** Start Material **
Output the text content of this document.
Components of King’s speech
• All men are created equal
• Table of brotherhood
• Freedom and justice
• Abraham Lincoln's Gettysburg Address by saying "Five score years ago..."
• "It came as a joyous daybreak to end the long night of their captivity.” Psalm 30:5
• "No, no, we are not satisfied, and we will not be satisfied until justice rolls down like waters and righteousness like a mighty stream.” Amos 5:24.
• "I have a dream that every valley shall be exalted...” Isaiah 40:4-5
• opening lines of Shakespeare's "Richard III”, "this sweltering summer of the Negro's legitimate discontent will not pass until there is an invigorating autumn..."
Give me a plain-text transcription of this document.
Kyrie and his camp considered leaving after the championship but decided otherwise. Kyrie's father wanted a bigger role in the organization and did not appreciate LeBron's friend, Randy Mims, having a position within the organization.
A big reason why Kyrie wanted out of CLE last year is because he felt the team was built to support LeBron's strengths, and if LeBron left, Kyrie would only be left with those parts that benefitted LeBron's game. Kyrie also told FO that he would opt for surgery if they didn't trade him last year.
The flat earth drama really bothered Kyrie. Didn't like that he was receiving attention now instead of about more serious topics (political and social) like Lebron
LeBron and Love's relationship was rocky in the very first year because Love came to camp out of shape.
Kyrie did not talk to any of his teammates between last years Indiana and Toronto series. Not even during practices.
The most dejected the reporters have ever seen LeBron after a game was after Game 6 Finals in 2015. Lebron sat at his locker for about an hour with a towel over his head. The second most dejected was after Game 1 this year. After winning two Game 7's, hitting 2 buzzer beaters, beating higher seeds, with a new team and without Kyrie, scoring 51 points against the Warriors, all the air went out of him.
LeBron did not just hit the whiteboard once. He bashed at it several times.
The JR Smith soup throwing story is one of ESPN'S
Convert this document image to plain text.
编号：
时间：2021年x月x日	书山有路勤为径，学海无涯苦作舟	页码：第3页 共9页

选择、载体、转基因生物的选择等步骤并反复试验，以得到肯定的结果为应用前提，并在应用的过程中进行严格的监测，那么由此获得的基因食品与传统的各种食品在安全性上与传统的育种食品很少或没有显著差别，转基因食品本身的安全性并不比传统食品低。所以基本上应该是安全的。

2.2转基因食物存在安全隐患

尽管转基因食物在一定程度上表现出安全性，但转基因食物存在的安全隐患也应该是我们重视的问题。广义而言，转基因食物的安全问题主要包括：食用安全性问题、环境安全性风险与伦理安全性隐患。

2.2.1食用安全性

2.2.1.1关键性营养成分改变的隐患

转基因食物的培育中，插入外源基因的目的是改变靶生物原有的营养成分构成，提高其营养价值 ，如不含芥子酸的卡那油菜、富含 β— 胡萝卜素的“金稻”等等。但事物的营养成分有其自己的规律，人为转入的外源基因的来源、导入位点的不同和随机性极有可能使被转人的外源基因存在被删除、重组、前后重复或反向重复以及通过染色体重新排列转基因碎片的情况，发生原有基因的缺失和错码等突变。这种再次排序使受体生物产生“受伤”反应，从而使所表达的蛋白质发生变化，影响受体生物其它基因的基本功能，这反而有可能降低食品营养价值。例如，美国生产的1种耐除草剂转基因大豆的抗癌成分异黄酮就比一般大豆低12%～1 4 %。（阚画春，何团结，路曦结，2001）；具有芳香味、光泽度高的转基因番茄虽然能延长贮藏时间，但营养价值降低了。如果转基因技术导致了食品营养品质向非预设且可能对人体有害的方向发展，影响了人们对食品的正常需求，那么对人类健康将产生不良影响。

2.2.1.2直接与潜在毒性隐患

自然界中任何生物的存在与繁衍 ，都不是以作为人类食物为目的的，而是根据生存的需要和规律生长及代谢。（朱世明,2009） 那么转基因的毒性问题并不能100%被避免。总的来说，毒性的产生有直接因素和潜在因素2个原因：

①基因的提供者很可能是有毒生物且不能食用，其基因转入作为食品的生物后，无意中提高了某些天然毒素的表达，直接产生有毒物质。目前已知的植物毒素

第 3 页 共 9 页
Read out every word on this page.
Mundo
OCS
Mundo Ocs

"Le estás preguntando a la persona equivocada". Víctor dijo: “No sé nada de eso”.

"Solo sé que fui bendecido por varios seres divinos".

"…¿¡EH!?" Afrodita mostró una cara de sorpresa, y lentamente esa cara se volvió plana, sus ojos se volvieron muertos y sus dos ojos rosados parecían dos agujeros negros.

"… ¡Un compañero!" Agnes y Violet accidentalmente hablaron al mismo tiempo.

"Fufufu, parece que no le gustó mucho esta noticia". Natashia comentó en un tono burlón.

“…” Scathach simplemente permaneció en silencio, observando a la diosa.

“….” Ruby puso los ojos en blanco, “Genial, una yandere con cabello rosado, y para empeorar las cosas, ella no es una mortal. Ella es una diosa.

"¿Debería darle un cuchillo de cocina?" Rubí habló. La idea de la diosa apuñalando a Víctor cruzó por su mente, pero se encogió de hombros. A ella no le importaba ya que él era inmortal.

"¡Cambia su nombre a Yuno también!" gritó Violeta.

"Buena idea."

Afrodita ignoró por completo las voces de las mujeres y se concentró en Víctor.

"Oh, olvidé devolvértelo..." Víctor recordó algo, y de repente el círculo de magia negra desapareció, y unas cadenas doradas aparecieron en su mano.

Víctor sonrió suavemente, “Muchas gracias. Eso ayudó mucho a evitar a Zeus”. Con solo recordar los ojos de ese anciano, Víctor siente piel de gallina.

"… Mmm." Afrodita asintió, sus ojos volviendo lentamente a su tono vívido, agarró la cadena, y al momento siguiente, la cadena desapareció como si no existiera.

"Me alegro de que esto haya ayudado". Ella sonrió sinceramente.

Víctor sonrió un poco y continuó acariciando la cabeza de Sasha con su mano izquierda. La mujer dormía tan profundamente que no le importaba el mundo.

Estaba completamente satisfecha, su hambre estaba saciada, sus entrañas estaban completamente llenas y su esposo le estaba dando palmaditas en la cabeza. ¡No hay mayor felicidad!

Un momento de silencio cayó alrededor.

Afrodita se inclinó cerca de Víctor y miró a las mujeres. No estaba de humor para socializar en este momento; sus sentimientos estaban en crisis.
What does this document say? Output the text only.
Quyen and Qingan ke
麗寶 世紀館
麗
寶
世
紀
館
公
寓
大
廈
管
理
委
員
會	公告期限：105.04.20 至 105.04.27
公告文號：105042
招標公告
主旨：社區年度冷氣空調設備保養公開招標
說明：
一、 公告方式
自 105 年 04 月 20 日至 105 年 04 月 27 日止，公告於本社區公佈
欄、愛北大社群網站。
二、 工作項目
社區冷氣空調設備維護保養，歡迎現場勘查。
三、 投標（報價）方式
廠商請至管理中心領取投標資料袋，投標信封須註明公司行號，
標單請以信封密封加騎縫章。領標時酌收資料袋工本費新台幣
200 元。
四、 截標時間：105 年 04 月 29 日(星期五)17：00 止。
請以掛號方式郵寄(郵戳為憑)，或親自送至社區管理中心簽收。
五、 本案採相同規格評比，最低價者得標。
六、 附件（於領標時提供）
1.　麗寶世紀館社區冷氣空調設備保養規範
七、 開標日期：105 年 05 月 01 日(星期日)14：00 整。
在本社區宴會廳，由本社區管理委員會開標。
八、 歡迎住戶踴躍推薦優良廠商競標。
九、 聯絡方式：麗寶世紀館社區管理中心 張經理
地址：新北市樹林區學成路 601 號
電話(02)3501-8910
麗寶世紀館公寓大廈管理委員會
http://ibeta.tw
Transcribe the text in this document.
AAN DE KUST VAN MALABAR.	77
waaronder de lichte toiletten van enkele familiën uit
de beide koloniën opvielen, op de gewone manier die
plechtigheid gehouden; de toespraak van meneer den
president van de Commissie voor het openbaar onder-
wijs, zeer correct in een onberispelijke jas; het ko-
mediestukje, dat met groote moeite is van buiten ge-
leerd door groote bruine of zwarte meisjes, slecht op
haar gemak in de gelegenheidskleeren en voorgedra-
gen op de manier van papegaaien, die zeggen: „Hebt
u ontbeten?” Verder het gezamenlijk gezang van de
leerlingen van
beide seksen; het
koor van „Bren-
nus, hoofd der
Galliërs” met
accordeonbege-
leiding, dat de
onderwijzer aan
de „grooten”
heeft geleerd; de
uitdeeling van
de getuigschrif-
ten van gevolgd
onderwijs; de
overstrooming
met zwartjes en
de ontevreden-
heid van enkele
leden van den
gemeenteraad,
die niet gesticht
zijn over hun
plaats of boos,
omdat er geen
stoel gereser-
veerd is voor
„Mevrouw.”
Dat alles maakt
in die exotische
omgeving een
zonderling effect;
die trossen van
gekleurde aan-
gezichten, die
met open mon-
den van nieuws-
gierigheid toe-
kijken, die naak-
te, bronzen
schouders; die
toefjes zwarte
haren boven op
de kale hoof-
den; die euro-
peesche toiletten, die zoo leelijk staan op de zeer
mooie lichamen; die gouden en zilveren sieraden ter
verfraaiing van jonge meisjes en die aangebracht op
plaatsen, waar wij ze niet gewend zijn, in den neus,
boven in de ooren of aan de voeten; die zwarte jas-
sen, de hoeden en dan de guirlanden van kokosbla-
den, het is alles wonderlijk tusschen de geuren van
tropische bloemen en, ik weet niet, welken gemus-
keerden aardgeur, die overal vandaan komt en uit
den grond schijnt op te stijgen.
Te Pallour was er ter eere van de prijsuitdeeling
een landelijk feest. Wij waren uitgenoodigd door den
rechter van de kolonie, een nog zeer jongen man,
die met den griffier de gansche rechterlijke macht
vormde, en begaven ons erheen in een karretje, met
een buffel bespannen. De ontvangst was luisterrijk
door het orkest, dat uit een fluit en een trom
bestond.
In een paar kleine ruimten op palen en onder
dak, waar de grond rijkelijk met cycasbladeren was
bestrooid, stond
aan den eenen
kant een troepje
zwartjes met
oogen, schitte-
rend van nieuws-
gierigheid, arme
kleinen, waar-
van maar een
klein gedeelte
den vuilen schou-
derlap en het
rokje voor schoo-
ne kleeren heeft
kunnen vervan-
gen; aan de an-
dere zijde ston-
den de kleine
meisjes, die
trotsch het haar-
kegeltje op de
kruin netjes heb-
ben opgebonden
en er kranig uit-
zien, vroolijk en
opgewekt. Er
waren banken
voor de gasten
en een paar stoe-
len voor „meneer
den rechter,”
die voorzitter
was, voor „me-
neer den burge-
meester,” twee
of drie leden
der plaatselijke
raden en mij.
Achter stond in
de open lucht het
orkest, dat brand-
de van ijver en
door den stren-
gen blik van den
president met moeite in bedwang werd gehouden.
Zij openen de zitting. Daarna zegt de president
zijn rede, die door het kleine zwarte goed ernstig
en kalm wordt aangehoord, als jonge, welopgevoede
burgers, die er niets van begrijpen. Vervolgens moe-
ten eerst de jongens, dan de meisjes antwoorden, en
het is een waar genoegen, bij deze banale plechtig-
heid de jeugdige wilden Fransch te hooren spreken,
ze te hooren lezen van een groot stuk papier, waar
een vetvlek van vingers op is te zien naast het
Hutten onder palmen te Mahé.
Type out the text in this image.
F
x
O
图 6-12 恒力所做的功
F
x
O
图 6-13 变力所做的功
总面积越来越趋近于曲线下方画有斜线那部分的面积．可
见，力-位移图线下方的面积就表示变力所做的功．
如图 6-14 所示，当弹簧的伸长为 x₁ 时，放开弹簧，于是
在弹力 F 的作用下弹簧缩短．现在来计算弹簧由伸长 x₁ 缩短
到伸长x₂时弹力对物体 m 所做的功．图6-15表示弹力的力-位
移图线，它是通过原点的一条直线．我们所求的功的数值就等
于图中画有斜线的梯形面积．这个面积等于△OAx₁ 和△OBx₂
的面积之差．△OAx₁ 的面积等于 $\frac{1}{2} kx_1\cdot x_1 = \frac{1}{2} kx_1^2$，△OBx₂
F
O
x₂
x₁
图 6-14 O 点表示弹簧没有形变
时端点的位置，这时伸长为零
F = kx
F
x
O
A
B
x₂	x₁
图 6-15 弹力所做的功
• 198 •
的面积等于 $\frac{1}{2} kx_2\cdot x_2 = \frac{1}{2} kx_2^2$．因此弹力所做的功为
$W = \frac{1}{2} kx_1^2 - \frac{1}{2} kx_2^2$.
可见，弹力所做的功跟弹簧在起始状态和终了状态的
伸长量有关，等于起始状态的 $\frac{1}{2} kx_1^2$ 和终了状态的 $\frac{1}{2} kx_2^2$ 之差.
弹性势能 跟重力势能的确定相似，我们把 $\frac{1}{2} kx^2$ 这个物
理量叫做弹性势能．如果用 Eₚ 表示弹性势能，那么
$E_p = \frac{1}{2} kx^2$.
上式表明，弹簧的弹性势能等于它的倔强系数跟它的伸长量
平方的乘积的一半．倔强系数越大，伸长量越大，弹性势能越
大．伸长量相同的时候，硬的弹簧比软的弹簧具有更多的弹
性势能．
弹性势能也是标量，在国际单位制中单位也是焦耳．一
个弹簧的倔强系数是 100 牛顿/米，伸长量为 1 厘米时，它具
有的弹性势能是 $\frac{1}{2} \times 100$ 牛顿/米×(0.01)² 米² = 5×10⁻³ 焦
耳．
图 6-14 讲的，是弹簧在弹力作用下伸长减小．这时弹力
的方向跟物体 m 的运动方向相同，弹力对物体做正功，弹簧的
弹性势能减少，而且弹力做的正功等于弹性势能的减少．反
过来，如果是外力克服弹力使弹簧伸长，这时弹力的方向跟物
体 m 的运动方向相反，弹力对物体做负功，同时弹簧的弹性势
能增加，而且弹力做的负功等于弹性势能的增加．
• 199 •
** End Material **
▶ [Stated task] How many lines in the records above contain the word "Afrodita"? Give only the number.

▶ [Right answer] 4